Your goal ::
The entries that follow should be written out exactly.

Stored items:
--------------------
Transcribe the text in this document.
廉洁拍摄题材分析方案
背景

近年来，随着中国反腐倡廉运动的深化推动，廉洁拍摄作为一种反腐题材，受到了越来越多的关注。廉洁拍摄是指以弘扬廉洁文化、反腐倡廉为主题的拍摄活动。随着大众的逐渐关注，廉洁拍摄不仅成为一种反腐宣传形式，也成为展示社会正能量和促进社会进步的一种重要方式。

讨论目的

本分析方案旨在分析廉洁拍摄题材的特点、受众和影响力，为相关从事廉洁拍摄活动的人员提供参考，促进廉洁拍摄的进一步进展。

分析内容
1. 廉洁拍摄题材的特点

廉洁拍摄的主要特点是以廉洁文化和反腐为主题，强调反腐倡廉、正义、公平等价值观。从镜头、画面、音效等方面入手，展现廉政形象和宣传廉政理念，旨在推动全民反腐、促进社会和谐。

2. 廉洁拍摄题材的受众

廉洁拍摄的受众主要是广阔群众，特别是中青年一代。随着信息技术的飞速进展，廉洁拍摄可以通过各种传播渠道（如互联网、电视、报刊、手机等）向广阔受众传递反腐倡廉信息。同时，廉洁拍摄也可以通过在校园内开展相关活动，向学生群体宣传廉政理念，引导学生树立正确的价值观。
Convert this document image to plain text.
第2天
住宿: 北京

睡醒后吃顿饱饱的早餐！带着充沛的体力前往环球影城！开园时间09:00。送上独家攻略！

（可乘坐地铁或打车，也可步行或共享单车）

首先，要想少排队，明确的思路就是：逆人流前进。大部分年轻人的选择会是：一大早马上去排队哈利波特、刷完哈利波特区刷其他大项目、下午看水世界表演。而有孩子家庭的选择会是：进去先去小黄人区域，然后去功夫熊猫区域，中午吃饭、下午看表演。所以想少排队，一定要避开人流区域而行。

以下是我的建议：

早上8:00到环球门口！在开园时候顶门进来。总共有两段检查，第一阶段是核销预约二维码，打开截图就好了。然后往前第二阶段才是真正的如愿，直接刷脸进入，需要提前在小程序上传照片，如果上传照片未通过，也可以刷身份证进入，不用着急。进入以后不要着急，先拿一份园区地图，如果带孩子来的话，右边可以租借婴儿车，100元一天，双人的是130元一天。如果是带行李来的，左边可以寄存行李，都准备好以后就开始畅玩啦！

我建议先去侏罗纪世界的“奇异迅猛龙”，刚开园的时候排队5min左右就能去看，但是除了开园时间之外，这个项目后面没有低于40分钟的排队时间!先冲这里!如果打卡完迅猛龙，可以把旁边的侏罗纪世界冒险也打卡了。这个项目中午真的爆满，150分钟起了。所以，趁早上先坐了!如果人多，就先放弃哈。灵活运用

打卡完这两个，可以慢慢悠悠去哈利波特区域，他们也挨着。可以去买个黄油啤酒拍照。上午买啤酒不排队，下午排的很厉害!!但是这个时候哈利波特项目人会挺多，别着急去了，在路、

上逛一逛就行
--------------------
Answer to this task ::
Transcribe the text in this document.
廉洁拍摄题材分析方案
背景

近年来，随着中国反腐倡廉运动的深化推动，廉洁拍摄作为一种反腐题材，受到了越来越多的关注。廉洁拍摄是指以弘扬廉洁文化、反腐倡廉为主题的拍摄活动。随着大众的逐渐关注，廉洁拍摄不仅成为一种反腐宣传形式，也成为展示社会正能量和促进社会进步的一种重要方式。

讨论目的

本分析方案旨在分析廉洁拍摄题材的特点、受众和影响力，为相关从事廉洁拍摄活动的人员提供参考，促进廉洁拍摄的进一步进展。

分析内容
1. 廉洁拍摄题材的特点

廉洁拍摄的主要特点是以廉洁文化和反腐为主题，强调反腐倡廉、正义、公平等价值观。从镜头、画面、音效等方面入手，展现廉政形象和宣传廉政理念，旨在推动全民反腐、促进社会和谐。

2. 廉洁拍摄题材的受众

廉洁拍摄的受众主要是广阔群众，特别是中青年一代。随着信息技术的飞速进展，廉洁拍摄可以通过各种传播渠道（如互联网、电视、报刊、手机等）向广阔受众传递反腐倡廉信息。同时，廉洁拍摄也可以通过在校园内开展相关活动，向学生群体宣传廉政理念，引导学生树立正确的价值观。
Convert this document image to plain text.
第2天
住宿: 北京

睡醒后吃顿饱饱的早餐！带着充沛的体力前往环球影城！开园时间09:00。送上独家攻略！

（可乘坐地铁或打车，也可步行或共享单车）

首先，要想少排队，明确的思路就是：逆人流前进。大部分年轻人的选择会是：一大早马上去排队哈利波特、刷完哈利波特区刷其他大项目、下午看水世界表演。而有孩子家庭的选择会是：进去先去小黄人区域，然后去功夫熊猫区域，中午吃饭、下午看表演。所以想少排队，一定要避开人流区域而行。

以下是我的建议：

早上8:00到环球门口！在开园时候顶门进来。总共有两段检查，第一阶段是核销预约二维码，打开截图就好了。然后往前第二阶段才是真正的如愿，直接刷脸进入，需要提前在小程序上传照片，如果上传照片未通过，也可以刷身份证进入，不用着急。进入以后不要着急，先拿一份园区地图，如果带孩子来的话，右边可以租借婴儿车，100元一天，双人的是130元一天。如果是带行李来的，左边可以寄存行李，都准备好以后就开始畅玩啦！

我建议先去侏罗纪世界的“奇异迅猛龙”，刚开园的时候排队5min左右就能去看，但是除了开园时间之外，这个项目后面没有低于40分钟的排队时间!先冲这里!如果打卡完迅猛龙，可以把旁边的侏罗纪世界冒险也打卡了。这个项目中午真的爆满，150分钟起了。所以，趁早上先坐了!如果人多，就先放弃哈。灵活运用

打卡完这两个，可以慢慢悠悠去哈利波特区域，他们也挨着。可以去买个黄油啤酒拍照。上午买啤酒不排队，下午排的很厉害!!但是这个时候哈利波特项目人会挺多，别着急去了，在路、

上逛一逛就行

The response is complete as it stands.